### RECORDS TO USE
begin

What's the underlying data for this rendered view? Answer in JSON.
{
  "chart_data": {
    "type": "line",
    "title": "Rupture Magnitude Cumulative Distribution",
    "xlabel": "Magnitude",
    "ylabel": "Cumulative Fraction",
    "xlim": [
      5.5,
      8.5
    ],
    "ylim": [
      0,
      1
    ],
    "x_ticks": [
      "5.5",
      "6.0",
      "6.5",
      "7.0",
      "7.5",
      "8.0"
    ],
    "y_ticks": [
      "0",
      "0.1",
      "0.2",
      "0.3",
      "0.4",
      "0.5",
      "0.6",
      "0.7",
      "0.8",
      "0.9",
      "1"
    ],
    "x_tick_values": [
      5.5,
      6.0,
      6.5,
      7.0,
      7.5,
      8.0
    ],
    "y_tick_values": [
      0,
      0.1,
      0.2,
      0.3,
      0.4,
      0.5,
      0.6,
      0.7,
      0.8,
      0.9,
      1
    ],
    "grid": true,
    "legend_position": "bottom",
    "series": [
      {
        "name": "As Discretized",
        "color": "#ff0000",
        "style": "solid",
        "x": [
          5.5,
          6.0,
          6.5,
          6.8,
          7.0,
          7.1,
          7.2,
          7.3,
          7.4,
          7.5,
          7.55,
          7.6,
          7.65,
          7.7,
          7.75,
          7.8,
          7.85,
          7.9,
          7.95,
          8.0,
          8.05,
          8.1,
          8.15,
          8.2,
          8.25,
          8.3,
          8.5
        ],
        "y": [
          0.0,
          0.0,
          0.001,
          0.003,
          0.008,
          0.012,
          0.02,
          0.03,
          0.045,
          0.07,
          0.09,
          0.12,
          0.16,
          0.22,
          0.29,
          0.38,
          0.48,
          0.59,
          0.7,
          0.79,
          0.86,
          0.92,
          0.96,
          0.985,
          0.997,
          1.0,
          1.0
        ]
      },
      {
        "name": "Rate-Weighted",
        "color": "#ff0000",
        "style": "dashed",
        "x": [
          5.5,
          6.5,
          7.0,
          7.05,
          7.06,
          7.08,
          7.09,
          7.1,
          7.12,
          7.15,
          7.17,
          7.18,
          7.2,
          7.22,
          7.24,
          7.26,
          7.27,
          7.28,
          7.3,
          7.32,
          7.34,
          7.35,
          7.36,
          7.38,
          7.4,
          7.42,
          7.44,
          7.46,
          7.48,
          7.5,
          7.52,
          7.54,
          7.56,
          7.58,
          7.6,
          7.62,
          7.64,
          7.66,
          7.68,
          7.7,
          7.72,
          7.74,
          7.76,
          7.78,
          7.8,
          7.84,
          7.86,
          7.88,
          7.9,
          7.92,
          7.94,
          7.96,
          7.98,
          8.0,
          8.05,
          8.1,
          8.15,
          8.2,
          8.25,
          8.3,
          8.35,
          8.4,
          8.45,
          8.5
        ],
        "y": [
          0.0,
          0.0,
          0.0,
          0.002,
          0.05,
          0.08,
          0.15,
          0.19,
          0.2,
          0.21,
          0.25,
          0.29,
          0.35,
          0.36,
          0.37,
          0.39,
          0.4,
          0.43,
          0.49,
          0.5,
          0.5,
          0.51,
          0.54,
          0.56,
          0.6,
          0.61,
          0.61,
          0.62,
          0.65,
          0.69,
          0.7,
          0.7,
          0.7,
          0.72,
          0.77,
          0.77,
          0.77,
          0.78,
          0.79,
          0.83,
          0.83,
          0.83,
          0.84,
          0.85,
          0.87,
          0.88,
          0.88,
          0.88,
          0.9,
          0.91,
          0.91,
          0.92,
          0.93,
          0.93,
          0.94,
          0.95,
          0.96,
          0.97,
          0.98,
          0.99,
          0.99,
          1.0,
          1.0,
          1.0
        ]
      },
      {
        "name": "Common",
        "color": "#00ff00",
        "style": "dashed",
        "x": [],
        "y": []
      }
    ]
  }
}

end

### SET PROBLEM
Identify each line in the records above containing the word "Magnitude"; copy those lines.

### RESPONSE BELOW
    "title": "Rupture Magnitude Cumulative Distribution",
    "xlabel": "Magnitude",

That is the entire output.